Working data ▸
-- start --
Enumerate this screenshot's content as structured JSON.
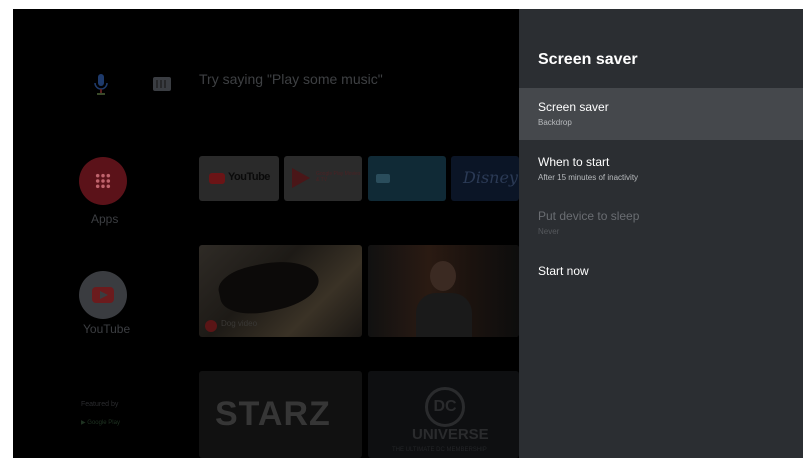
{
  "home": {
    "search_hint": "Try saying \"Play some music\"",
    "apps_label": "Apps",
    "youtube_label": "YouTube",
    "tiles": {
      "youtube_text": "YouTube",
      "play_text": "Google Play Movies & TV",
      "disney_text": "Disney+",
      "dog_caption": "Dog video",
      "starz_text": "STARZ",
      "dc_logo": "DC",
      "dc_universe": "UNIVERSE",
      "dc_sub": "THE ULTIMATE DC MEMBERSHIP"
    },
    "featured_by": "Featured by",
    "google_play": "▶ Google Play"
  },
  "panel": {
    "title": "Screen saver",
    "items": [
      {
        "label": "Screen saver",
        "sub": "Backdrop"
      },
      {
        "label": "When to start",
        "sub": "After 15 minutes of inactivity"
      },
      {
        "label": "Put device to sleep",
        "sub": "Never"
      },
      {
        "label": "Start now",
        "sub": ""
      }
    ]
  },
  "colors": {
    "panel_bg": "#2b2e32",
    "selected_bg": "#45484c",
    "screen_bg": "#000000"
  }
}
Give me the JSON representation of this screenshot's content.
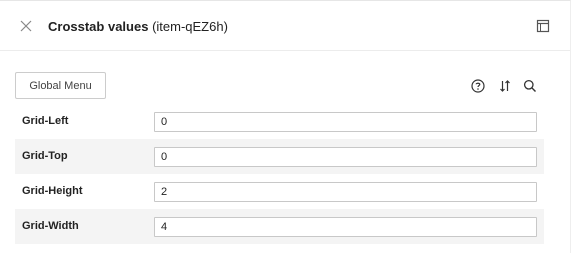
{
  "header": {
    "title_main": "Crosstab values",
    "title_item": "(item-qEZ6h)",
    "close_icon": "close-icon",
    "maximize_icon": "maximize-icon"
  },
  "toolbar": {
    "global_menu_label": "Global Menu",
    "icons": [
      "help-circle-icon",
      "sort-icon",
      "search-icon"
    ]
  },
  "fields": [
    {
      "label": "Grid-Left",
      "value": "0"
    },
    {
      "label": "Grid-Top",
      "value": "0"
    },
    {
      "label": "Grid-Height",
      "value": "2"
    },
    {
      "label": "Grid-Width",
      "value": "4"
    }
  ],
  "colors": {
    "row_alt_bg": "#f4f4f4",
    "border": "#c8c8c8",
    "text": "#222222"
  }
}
-- end --
Exercise objective ▸
The records above need to be given again exactly. Omit the pictures.

Answer to this exercise ▸
Enumerate this screenshot's content as structured JSON.
{
  "home": {
    "search_hint": "Try saying \"Play some music\"",
    "apps_label": "Apps",
    "youtube_label": "YouTube",
    "tiles": {
      "youtube_text": "YouTube",
      "play_text": "Google Play Movies & TV",
      "disney_text": "Disney+",
      "dog_caption": "Dog video",
      "starz_text": "STARZ",
      "dc_logo": "DC",
      "dc_universe": "UNIVERSE",
      "dc_sub": "THE ULTIMATE DC MEMBERSHIP"
    },
    "featured_by": "Featured by",
    "google_play": "▶ Google Play"
  },
  "panel": {
    "title": "Screen saver",
    "items": [
      {
        "label": "Screen saver",
        "sub": "Backdrop"
      },
      {
        "label": "When to start",
        "sub": "After 15 minutes of inactivity"
      },
      {
        "label": "Put device to sleep",
        "sub": "Never"
      },
      {
        "label": "Start now",
        "sub": ""
      }
    ]
  },
  "colors": {
    "panel_bg": "#2b2e32",
    "selected_bg": "#45484c",
    "screen_bg": "#000000"
  }
}
Give me the JSON representation of this screenshot's content.
{
  "header": {
    "title_main": "Crosstab values",
    "title_item": "(item-qEZ6h)",
    "close_icon": "close-icon",
    "maximize_icon": "maximize-icon"
  },
  "toolbar": {
    "global_menu_label": "Global Menu",
    "icons": [
      "help-circle-icon",
      "sort-icon",
      "search-icon"
    ]
  },
  "fields": [
    {
      "label": "Grid-Left",
      "value": "0"
    },
    {
      "label": "Grid-Top",
      "value": "0"
    },
    {
      "label": "Grid-Height",
      "value": "2"
    },
    {
      "label": "Grid-Width",
      "value": "4"
    }
  ],
  "colors": {
    "row_alt_bg": "#f4f4f4",
    "border": "#c8c8c8",
    "text": "#222222"
  }
}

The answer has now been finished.